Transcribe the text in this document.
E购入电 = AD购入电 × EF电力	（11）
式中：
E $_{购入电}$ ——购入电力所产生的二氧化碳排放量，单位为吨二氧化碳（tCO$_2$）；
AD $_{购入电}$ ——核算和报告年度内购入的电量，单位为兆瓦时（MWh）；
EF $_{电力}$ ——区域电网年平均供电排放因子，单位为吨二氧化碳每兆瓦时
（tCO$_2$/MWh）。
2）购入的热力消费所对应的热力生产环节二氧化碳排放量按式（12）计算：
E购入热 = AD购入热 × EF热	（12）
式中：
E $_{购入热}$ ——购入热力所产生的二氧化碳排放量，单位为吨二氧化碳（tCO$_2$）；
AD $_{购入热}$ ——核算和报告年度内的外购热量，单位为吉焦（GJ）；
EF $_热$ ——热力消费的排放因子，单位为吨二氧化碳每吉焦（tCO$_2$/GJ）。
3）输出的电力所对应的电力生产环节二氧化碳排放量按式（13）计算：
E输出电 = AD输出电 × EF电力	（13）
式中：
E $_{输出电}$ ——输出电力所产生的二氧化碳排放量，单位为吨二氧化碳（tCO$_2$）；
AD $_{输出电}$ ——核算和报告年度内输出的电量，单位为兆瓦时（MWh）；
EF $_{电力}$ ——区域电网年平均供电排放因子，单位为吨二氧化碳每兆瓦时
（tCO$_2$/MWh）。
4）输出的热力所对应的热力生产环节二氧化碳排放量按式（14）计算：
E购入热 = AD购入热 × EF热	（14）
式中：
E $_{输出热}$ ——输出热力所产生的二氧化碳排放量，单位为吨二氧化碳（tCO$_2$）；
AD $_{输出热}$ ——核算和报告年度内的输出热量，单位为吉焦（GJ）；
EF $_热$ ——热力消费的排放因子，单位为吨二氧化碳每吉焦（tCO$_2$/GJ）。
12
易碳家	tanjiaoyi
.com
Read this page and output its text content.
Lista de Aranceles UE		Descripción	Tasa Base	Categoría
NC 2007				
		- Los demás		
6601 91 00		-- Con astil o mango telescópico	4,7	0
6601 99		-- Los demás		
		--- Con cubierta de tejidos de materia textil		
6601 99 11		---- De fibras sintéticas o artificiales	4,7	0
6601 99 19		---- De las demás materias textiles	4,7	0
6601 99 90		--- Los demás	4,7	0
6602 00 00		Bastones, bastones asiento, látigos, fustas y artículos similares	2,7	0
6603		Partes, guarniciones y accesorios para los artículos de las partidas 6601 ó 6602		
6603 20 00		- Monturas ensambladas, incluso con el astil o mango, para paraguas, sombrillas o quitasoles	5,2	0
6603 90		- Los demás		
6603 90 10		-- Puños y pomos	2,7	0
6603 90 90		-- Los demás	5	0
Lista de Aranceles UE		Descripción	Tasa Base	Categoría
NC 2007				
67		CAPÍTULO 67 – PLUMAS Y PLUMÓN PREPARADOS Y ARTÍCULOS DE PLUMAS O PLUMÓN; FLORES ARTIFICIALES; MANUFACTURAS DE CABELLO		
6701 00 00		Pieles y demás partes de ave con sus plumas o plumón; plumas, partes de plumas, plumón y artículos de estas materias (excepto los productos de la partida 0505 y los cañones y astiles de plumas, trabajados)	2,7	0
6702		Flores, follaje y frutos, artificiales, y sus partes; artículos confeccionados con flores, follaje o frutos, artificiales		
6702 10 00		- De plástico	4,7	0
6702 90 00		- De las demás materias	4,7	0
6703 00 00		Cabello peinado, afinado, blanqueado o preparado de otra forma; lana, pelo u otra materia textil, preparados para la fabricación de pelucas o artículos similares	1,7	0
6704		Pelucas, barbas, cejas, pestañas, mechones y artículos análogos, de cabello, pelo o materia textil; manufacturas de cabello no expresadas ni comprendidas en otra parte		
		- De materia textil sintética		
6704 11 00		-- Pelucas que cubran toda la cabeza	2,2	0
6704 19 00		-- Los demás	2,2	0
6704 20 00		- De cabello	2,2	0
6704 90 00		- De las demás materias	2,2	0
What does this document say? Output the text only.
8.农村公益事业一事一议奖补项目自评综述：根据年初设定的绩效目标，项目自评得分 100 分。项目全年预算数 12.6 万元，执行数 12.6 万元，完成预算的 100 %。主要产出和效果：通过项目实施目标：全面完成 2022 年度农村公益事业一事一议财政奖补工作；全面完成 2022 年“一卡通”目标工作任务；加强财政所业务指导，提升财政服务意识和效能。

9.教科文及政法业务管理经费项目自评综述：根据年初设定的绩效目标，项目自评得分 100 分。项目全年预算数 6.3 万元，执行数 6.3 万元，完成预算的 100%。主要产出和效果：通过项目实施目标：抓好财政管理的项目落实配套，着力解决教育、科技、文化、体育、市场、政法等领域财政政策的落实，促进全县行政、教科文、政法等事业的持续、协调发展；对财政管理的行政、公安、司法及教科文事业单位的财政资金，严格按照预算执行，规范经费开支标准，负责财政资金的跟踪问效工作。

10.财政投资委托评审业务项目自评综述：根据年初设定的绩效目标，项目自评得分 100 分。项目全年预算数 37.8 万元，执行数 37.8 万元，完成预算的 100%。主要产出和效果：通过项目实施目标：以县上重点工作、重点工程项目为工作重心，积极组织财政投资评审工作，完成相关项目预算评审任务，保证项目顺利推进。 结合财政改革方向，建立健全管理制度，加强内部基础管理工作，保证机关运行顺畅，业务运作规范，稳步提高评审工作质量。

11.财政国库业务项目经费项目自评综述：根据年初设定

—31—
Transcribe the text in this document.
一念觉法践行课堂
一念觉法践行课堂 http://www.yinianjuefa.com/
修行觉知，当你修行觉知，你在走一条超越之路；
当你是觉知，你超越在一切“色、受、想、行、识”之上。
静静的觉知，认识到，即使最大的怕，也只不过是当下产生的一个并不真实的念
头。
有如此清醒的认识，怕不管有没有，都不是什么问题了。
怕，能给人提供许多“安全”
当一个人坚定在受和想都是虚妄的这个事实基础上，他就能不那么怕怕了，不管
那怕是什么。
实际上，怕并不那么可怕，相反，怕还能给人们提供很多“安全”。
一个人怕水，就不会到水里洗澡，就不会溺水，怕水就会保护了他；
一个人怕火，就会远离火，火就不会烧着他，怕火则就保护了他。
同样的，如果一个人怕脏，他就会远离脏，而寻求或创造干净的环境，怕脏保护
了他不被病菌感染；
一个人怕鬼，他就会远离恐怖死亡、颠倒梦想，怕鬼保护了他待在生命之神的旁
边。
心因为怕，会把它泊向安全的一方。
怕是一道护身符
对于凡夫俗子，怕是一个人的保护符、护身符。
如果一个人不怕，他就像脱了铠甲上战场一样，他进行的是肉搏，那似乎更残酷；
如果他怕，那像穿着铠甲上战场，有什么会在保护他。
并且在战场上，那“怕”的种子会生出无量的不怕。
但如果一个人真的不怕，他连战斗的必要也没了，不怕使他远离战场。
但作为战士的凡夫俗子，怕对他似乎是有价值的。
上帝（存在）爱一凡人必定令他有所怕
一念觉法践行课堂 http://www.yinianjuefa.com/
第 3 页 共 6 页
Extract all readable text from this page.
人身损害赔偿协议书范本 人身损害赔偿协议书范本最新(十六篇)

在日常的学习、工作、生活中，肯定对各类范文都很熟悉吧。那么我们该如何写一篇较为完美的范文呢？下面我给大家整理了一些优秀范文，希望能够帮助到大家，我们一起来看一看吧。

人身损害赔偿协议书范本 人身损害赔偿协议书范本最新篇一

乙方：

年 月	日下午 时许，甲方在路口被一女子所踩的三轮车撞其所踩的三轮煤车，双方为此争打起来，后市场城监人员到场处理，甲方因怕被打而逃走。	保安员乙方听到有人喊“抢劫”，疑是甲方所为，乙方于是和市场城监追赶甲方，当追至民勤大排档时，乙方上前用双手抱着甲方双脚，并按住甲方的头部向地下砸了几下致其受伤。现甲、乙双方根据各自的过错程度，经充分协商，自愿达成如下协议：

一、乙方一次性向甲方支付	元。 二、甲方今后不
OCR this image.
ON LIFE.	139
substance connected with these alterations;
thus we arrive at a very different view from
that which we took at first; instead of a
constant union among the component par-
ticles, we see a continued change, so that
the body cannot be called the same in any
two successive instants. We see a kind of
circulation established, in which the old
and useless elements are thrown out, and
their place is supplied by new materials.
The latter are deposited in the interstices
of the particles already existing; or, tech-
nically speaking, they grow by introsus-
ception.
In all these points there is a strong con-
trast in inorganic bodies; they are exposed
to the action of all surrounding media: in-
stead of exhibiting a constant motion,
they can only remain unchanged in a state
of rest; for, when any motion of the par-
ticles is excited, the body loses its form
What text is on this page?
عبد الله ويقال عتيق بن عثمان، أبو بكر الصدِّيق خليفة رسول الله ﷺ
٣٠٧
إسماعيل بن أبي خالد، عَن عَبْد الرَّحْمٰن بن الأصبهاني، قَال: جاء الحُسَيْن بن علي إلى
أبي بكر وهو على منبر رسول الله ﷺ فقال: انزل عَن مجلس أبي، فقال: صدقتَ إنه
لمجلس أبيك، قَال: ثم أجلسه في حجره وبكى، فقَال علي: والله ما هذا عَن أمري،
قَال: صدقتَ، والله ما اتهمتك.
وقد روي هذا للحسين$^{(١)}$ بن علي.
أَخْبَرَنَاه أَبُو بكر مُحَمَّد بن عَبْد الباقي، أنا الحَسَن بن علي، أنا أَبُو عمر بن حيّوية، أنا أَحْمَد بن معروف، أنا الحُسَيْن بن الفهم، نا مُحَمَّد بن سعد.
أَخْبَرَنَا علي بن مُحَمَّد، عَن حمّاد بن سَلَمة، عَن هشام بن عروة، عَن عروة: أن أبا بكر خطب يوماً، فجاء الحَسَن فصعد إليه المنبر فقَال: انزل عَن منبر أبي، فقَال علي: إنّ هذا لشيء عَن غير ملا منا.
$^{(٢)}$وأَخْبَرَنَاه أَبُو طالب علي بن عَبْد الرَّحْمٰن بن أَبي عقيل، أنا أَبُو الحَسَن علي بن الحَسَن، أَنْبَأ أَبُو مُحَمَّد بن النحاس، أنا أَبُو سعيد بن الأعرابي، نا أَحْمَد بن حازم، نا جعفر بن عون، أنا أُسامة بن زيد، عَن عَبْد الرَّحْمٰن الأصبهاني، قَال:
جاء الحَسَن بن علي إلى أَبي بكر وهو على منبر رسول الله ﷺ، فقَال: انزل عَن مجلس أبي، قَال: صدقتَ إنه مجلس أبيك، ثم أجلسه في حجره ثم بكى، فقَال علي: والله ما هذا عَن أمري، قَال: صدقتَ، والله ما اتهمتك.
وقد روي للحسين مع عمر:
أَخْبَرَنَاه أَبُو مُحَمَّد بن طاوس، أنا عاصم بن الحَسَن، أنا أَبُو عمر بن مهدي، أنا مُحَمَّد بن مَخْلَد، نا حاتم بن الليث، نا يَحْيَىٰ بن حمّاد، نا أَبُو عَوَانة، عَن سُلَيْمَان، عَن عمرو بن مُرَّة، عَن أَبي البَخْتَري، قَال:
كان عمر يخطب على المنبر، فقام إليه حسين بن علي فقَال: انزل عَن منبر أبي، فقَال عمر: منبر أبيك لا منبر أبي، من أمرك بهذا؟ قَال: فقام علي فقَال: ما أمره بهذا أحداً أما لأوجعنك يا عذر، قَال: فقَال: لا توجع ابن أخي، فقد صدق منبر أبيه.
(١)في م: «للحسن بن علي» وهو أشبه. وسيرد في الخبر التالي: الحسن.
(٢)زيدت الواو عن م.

* _The task_
Pick out lines containing the word "they", each one as written.

* _Exercise response_
nically speaking, they grow by introsus-
trast in inorganic bodies; they are exposed
they can only remain unchanged in a state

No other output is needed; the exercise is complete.